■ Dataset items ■
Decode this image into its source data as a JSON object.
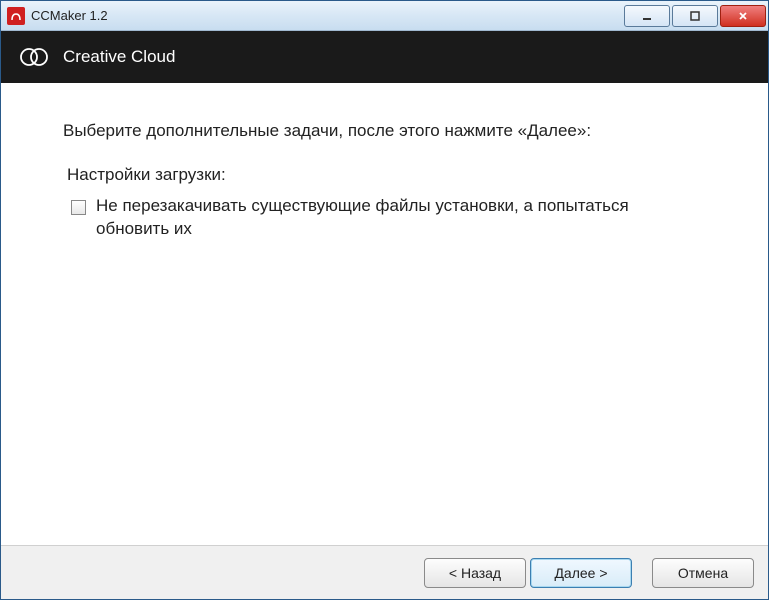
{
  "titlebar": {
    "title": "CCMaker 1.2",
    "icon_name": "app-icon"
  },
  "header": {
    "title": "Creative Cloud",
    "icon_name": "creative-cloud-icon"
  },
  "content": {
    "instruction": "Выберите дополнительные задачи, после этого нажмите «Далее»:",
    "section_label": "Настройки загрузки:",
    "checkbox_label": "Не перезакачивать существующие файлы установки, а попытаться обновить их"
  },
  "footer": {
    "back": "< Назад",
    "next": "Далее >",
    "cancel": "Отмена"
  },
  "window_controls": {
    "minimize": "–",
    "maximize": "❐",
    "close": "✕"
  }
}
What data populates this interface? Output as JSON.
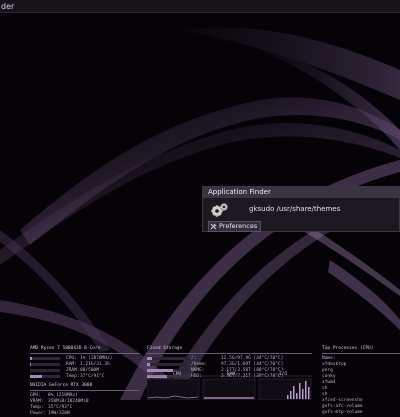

* * *

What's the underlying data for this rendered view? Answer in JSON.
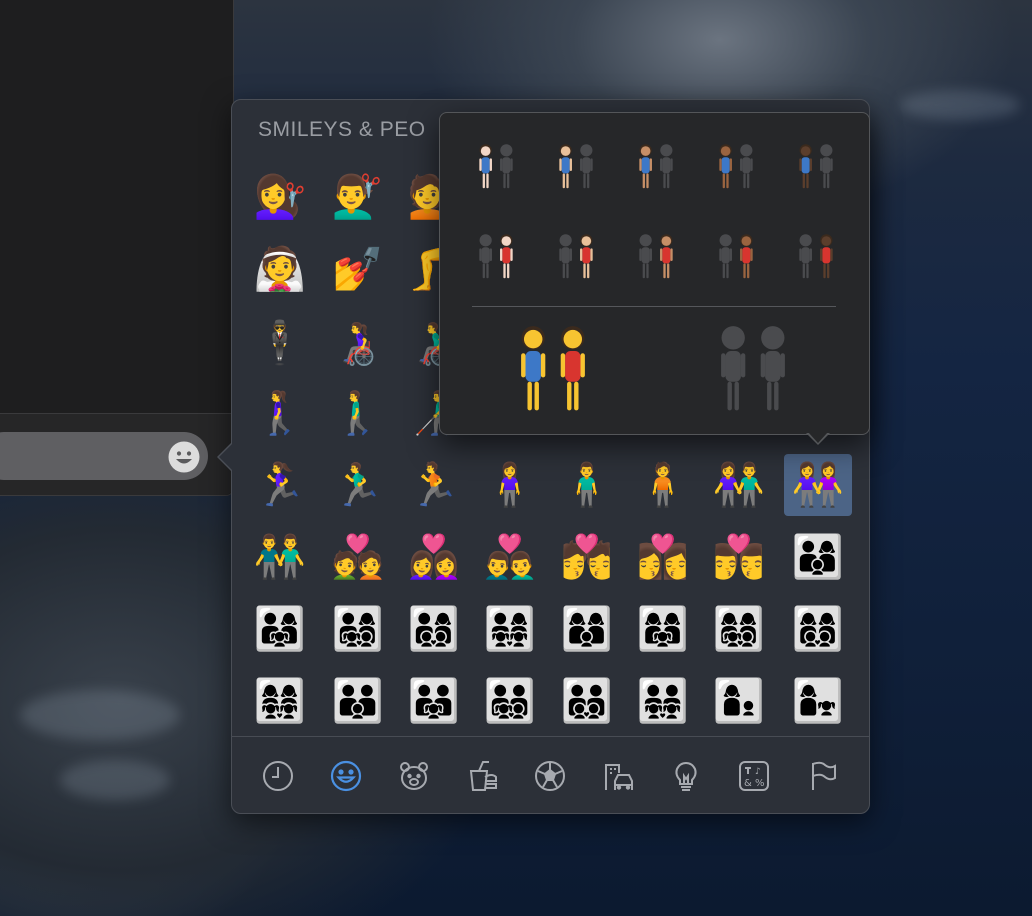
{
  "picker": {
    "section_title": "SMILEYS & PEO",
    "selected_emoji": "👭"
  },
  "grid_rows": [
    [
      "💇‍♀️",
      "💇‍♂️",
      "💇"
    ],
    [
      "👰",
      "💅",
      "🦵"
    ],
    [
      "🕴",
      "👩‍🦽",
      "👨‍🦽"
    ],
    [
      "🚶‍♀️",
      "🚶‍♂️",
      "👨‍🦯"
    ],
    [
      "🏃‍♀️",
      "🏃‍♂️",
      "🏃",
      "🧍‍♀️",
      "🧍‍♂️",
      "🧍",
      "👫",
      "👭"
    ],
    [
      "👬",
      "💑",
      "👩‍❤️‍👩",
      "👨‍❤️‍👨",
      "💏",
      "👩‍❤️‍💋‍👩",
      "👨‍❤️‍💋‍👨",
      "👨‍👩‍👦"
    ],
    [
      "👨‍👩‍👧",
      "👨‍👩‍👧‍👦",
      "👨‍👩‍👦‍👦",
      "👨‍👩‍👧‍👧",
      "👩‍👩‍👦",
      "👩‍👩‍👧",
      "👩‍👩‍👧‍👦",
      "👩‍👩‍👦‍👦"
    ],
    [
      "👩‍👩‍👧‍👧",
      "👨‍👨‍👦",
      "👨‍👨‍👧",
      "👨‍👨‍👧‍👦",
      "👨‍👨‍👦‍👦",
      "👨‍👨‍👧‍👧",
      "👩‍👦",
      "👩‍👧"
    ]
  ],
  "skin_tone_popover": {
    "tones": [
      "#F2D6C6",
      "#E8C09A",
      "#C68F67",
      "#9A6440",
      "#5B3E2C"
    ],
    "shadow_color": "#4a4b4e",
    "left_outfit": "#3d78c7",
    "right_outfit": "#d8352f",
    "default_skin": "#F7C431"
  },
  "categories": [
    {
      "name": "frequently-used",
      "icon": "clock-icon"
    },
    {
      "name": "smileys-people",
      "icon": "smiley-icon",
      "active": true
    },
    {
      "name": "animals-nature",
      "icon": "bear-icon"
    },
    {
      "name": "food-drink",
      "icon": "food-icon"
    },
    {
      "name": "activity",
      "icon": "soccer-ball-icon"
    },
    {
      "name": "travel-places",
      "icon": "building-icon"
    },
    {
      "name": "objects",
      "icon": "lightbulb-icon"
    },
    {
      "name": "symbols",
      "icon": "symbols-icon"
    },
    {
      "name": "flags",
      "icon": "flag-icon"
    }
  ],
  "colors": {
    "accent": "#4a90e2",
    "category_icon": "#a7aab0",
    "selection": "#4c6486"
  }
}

■ To do ■
Omit all pictures, and reproduce exactly the lines from the one holding "Decode this image" through the one holding "What data populates", both included.

■ Output for this task ■
Decode this image into its source data as a JSON object.
{
  "titlebar": {
    "title": "CCMaker 1.2",
    "icon_name": "app-icon"
  },
  "header": {
    "title": "Creative Cloud",
    "icon_name": "creative-cloud-icon"
  },
  "content": {
    "instruction": "Выберите дополнительные задачи, после этого нажмите «Далее»:",
    "section_label": "Настройки загрузки:",
    "checkbox_label": "Не перезакачивать существующие файлы установки, а попытаться обновить их"
  },
  "footer": {
    "back": "< Назад",
    "next": "Далее >",
    "cancel": "Отмена"
  },
  "window_controls": {
    "minimize": "–",
    "maximize": "❐",
    "close": "✕"
  }
}
What data populates this interface? Output as JSON.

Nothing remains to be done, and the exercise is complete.